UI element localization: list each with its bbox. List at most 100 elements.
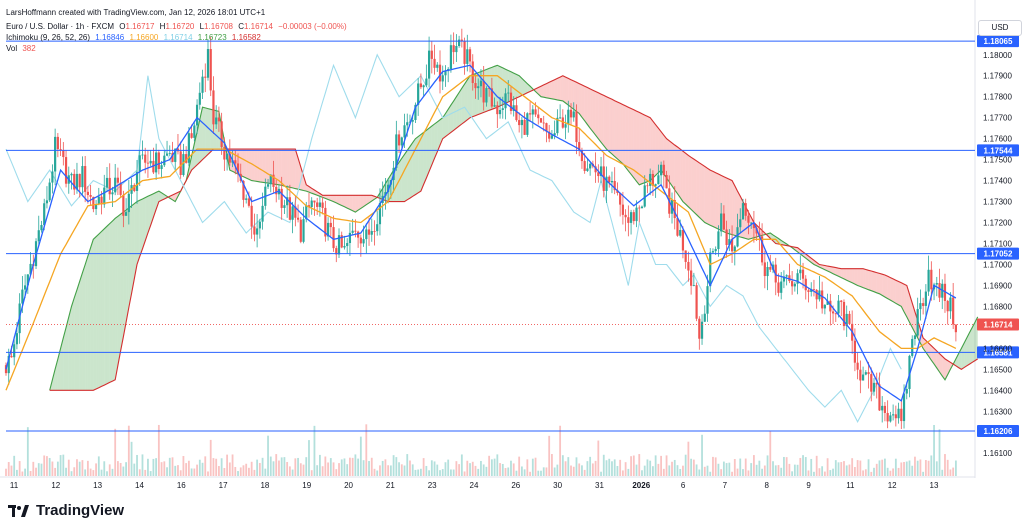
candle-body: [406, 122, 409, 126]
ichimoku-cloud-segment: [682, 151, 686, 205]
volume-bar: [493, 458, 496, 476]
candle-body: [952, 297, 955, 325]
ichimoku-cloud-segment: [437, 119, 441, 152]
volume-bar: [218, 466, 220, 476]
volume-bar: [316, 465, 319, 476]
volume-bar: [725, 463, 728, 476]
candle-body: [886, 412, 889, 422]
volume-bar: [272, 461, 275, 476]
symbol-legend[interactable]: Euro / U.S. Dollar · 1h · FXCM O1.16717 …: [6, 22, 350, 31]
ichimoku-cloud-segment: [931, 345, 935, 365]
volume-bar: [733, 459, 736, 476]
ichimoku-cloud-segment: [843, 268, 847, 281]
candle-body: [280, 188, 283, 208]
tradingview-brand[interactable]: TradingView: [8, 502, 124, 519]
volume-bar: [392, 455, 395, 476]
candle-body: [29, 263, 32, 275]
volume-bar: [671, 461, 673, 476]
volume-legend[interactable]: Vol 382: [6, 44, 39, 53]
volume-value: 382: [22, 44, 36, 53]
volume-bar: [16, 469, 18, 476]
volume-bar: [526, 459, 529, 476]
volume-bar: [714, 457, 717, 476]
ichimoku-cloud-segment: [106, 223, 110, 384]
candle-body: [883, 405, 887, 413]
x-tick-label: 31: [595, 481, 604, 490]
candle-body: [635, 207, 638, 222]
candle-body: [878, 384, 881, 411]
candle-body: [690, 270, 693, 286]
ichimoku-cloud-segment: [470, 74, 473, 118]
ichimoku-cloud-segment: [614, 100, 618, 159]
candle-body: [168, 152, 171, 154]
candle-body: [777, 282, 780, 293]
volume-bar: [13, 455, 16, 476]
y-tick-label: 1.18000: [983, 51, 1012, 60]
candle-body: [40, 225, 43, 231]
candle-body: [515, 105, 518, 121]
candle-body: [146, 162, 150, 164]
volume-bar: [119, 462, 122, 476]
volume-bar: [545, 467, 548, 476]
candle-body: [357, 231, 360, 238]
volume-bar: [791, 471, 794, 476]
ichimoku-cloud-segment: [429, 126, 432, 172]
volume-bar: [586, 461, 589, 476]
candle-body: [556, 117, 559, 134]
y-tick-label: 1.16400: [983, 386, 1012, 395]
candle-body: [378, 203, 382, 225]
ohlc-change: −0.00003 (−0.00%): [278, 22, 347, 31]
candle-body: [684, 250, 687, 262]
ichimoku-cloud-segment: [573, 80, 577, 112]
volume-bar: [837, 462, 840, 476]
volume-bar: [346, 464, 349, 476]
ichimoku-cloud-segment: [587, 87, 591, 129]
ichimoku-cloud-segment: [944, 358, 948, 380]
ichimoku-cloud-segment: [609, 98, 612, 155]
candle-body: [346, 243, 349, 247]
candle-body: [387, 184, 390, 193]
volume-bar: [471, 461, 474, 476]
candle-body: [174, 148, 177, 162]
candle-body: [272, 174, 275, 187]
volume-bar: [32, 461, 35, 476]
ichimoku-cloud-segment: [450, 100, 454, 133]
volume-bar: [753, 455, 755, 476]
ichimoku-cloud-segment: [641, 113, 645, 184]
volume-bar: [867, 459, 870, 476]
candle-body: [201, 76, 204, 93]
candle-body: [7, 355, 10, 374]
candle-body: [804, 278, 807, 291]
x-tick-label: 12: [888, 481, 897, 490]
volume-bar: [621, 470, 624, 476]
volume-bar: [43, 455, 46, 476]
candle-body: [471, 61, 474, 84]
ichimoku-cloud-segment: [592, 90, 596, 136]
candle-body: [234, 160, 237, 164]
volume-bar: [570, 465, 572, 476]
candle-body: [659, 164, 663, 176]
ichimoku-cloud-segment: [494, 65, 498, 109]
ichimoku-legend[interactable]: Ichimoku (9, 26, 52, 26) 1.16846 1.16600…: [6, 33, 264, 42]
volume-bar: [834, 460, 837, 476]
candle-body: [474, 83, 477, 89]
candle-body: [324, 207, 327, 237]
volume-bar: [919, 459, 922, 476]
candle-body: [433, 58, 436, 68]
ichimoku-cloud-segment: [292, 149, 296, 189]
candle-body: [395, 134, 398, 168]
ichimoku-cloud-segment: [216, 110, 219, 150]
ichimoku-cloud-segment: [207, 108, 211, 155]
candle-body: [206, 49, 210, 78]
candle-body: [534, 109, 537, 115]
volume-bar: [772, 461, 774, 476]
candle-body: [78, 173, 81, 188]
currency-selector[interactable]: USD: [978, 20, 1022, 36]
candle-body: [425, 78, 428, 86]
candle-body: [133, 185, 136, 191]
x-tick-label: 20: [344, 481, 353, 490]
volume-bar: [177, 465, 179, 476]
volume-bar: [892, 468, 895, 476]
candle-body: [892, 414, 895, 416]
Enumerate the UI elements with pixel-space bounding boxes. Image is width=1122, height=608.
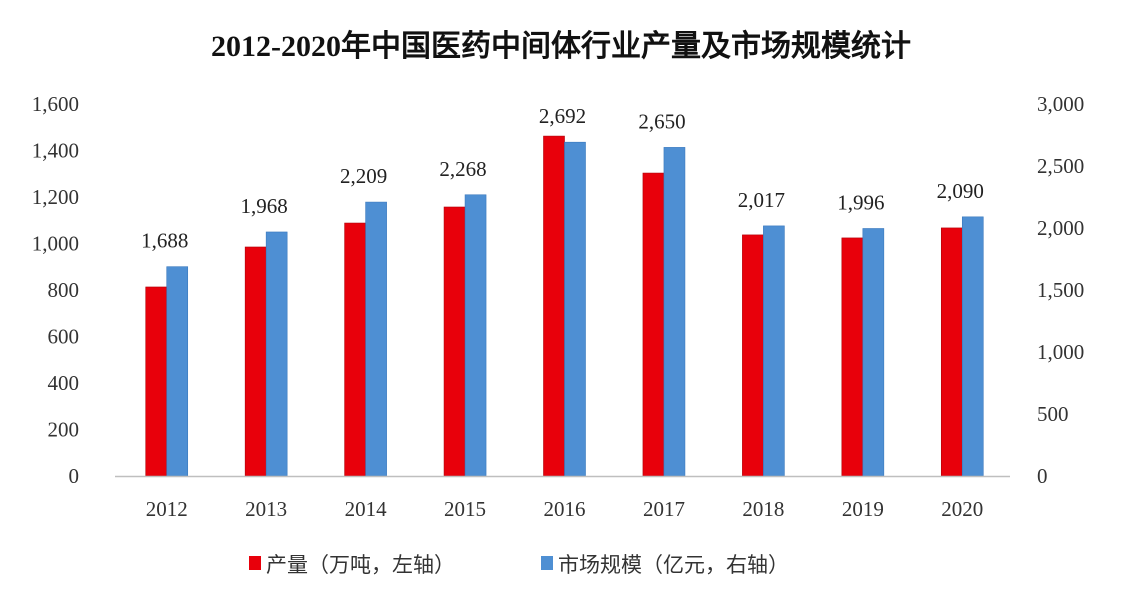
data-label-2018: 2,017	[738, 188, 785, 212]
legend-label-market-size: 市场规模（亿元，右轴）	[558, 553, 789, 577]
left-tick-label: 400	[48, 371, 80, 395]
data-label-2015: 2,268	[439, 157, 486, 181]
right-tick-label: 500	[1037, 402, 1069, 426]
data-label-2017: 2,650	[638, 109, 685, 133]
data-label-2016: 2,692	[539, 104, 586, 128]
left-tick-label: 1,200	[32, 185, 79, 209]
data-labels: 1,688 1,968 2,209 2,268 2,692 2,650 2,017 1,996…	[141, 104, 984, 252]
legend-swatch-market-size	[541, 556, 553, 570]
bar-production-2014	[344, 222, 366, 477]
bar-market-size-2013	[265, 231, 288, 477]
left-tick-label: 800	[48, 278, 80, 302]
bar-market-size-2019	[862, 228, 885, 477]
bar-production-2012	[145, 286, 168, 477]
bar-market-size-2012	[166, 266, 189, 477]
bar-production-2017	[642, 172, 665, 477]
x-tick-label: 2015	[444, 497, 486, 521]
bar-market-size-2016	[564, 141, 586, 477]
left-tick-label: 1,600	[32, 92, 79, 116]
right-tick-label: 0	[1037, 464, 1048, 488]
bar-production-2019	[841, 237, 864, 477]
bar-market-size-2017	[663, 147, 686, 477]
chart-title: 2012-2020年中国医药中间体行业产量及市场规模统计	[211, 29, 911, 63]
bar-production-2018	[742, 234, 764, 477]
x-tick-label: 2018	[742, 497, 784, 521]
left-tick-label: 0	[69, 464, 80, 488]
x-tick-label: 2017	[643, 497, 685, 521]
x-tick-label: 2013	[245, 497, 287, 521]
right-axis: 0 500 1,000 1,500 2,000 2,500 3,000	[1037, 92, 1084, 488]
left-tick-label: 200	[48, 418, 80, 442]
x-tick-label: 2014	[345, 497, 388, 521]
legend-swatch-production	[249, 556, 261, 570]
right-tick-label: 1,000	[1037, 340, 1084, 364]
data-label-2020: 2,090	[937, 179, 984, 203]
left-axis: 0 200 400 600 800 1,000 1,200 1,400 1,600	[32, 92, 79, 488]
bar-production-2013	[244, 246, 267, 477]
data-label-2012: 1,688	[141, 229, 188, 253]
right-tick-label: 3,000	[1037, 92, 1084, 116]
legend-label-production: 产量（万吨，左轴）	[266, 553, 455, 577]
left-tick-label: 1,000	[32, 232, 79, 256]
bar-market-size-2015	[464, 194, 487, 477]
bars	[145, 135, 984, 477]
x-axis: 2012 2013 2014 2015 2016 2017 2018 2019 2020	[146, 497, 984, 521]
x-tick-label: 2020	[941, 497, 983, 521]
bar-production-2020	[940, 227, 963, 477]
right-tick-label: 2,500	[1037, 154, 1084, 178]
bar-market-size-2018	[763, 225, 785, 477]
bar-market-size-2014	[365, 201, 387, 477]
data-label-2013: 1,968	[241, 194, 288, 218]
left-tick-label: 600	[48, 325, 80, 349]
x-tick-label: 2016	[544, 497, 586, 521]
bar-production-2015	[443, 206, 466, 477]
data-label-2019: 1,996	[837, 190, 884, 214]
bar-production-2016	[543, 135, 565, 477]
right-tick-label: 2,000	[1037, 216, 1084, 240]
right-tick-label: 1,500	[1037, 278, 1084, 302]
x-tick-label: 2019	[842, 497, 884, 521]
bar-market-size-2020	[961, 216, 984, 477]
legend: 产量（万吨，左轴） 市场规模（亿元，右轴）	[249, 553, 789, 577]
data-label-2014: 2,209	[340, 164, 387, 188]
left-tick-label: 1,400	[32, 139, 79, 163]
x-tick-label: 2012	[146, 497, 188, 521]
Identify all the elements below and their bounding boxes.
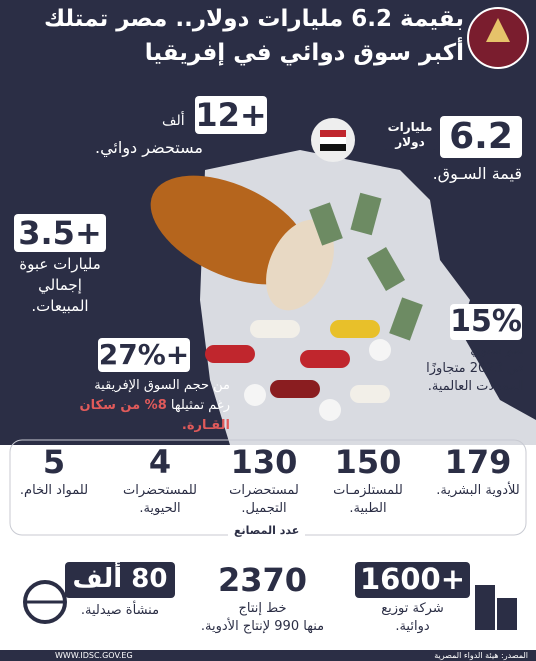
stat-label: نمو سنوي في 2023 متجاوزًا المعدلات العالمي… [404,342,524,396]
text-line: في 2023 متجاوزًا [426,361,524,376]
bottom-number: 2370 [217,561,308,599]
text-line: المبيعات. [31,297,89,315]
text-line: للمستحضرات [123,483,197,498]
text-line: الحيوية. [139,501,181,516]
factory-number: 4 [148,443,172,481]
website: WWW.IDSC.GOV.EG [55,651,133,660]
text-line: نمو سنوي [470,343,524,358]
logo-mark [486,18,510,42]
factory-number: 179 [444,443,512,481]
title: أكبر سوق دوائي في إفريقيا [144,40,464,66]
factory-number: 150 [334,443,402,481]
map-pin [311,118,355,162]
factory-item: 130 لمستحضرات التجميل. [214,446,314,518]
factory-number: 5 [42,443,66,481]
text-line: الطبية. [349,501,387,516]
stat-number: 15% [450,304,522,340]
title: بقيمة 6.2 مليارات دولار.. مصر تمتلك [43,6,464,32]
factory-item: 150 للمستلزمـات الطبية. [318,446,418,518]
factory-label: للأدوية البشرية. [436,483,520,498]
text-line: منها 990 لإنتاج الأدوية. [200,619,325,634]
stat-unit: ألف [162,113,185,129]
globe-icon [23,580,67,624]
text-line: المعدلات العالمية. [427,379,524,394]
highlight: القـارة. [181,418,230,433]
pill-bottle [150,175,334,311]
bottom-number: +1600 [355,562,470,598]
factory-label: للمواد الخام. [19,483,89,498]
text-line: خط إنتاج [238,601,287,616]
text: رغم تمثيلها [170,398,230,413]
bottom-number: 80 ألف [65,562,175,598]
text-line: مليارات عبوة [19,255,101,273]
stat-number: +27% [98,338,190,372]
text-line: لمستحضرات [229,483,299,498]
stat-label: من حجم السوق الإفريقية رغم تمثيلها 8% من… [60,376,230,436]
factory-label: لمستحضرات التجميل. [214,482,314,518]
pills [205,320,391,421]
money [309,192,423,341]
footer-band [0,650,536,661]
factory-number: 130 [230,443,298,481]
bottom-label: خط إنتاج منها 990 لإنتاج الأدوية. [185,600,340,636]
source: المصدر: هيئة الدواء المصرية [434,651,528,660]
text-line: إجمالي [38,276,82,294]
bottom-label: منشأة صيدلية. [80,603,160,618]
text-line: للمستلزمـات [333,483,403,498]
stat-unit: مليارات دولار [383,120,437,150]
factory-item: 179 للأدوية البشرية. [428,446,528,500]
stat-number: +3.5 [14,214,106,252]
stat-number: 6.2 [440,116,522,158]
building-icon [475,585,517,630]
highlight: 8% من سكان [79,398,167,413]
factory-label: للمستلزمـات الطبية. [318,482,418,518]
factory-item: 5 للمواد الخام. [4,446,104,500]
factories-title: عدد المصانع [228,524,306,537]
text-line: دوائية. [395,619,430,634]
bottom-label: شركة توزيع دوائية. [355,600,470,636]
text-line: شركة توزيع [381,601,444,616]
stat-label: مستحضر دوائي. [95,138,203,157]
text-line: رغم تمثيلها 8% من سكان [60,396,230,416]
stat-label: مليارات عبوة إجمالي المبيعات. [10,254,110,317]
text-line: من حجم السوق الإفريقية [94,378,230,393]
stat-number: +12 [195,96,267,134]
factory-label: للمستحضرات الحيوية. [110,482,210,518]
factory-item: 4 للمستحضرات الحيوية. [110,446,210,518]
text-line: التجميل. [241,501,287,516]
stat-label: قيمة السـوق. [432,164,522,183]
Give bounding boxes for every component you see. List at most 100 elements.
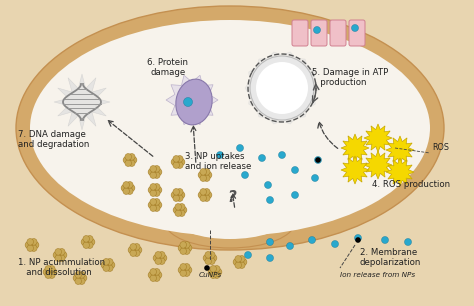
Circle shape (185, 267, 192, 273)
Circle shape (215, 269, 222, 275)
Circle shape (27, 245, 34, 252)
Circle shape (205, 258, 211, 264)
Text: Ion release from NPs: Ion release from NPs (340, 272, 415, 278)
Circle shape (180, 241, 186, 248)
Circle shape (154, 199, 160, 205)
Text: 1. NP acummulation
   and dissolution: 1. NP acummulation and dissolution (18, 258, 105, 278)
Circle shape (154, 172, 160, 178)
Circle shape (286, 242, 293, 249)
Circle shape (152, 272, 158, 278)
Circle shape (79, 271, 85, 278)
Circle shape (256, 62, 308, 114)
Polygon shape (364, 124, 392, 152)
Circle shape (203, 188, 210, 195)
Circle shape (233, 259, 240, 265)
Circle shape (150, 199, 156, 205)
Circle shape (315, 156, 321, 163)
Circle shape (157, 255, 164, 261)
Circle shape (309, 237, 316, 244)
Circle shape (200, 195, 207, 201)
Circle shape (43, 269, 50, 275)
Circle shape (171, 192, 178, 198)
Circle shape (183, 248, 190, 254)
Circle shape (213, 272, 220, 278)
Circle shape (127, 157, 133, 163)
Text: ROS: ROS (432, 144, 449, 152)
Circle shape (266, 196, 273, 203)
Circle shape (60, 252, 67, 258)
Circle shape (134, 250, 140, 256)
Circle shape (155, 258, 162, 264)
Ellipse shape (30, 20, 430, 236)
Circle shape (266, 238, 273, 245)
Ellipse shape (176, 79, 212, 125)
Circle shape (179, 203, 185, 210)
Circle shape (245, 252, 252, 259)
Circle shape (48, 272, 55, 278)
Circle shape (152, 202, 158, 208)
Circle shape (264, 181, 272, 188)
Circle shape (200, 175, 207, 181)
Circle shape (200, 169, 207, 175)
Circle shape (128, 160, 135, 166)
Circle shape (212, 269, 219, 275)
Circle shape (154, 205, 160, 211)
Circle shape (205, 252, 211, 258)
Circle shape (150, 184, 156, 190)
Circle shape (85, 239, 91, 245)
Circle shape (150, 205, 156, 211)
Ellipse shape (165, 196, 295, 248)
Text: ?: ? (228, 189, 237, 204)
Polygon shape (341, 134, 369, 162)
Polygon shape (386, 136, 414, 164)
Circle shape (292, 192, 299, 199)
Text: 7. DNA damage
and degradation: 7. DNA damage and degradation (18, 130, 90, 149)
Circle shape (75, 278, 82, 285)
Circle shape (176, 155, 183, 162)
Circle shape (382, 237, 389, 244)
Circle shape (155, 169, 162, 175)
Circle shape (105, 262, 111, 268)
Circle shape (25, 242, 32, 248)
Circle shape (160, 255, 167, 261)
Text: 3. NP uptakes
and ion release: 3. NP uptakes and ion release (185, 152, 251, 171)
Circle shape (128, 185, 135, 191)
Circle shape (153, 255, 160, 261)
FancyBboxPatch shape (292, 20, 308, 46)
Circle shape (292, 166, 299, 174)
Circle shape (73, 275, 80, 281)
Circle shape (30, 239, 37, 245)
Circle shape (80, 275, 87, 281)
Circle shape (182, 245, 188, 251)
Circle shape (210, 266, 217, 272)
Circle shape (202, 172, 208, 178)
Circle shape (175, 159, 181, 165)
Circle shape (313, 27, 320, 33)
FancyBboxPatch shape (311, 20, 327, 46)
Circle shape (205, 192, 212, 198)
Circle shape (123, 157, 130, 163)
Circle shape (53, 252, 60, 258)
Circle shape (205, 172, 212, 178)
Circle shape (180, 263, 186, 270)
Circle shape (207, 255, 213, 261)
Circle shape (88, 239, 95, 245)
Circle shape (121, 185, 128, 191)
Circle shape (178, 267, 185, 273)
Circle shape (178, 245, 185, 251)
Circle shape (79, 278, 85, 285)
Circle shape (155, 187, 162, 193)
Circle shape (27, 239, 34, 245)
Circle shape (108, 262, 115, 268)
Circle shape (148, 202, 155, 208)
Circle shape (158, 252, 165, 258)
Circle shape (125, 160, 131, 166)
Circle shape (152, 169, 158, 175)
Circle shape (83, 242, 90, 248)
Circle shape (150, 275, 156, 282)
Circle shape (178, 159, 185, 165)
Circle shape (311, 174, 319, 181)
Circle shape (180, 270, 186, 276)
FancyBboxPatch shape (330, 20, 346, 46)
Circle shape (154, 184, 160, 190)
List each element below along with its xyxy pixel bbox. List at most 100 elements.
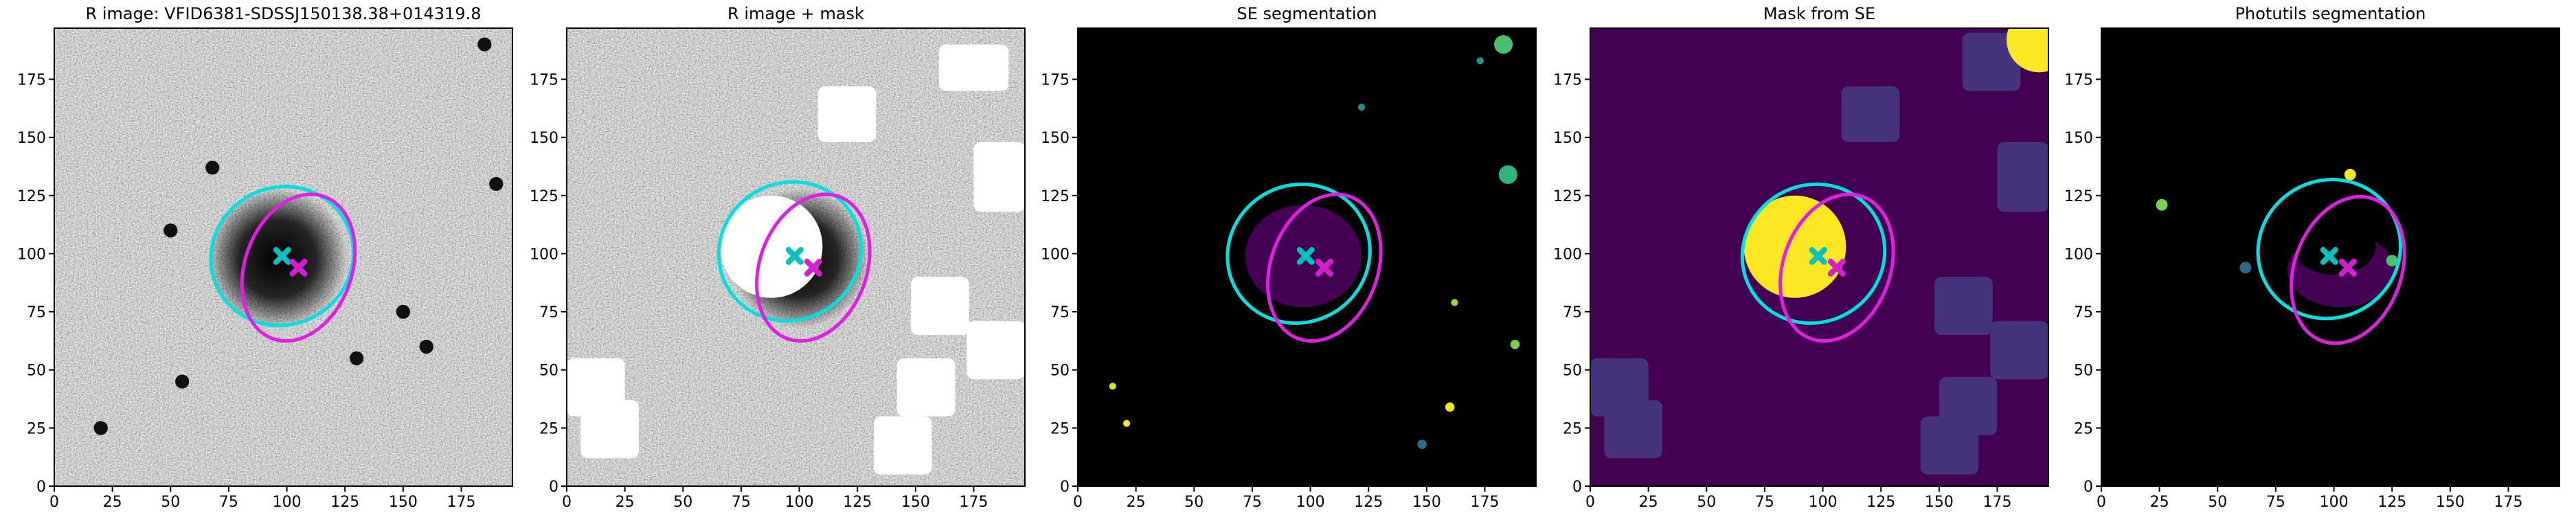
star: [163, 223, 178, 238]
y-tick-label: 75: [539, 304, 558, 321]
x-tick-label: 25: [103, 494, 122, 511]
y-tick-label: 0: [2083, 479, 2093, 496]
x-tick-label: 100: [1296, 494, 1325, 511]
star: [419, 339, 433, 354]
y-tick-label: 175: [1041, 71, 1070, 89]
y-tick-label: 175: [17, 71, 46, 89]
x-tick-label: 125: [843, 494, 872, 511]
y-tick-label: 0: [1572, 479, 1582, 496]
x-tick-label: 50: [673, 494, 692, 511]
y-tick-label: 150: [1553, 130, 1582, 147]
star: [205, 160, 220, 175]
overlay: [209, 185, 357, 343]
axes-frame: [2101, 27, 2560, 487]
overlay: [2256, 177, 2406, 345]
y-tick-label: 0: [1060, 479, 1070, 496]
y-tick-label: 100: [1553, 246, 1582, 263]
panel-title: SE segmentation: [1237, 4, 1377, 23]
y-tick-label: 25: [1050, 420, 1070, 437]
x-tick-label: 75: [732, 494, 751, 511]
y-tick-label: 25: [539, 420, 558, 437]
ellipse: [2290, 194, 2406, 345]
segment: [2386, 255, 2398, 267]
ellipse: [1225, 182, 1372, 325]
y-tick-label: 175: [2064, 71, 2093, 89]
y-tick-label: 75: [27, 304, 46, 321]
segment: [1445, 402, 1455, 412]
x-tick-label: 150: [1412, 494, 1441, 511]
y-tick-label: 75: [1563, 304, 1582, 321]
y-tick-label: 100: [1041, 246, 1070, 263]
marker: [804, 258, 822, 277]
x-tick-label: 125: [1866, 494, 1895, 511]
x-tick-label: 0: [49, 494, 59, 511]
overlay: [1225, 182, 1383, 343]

## THE EXERCISE:
Reproduce the data line for line, beginning with the line containing "star: [163, 223, 178, 238]" and ending with the line containing "y-tick-label: 75: [1563, 304, 1582, 321]", both included.

## CORRECT RESULT:
star: [163, 223, 178, 238]
y-tick-label: 75: [539, 304, 558, 321]
x-tick-label: 25: [103, 494, 122, 511]
y-tick-label: 0: [2083, 479, 2093, 496]
x-tick-label: 100: [1296, 494, 1325, 511]
star: [419, 339, 433, 354]
y-tick-label: 175: [1041, 71, 1070, 89]
y-tick-label: 175: [17, 71, 46, 89]
x-tick-label: 125: [843, 494, 872, 511]
y-tick-label: 0: [1572, 479, 1582, 496]
x-tick-label: 50: [673, 494, 692, 511]
y-tick-label: 150: [1553, 130, 1582, 147]
star: [205, 160, 220, 175]
overlay: [209, 185, 357, 343]
axes-frame: [2101, 27, 2560, 487]
overlay: [2256, 177, 2406, 345]
y-tick-label: 0: [1060, 479, 1070, 496]
y-tick-label: 100: [1553, 246, 1582, 263]
panel-title: SE segmentation: [1237, 4, 1377, 23]
y-tick-label: 25: [1050, 420, 1070, 437]
x-tick-label: 75: [732, 494, 751, 511]
y-tick-label: 25: [539, 420, 558, 437]
ellipse: [2290, 194, 2406, 345]
segment: [2386, 255, 2398, 267]
ellipse: [1225, 182, 1372, 325]
y-tick-label: 175: [2064, 71, 2093, 89]
y-tick-label: 75: [27, 304, 46, 321]
segment: [1445, 402, 1455, 412]
x-tick-label: 150: [1412, 494, 1441, 511]
y-tick-label: 75: [1563, 304, 1582, 321]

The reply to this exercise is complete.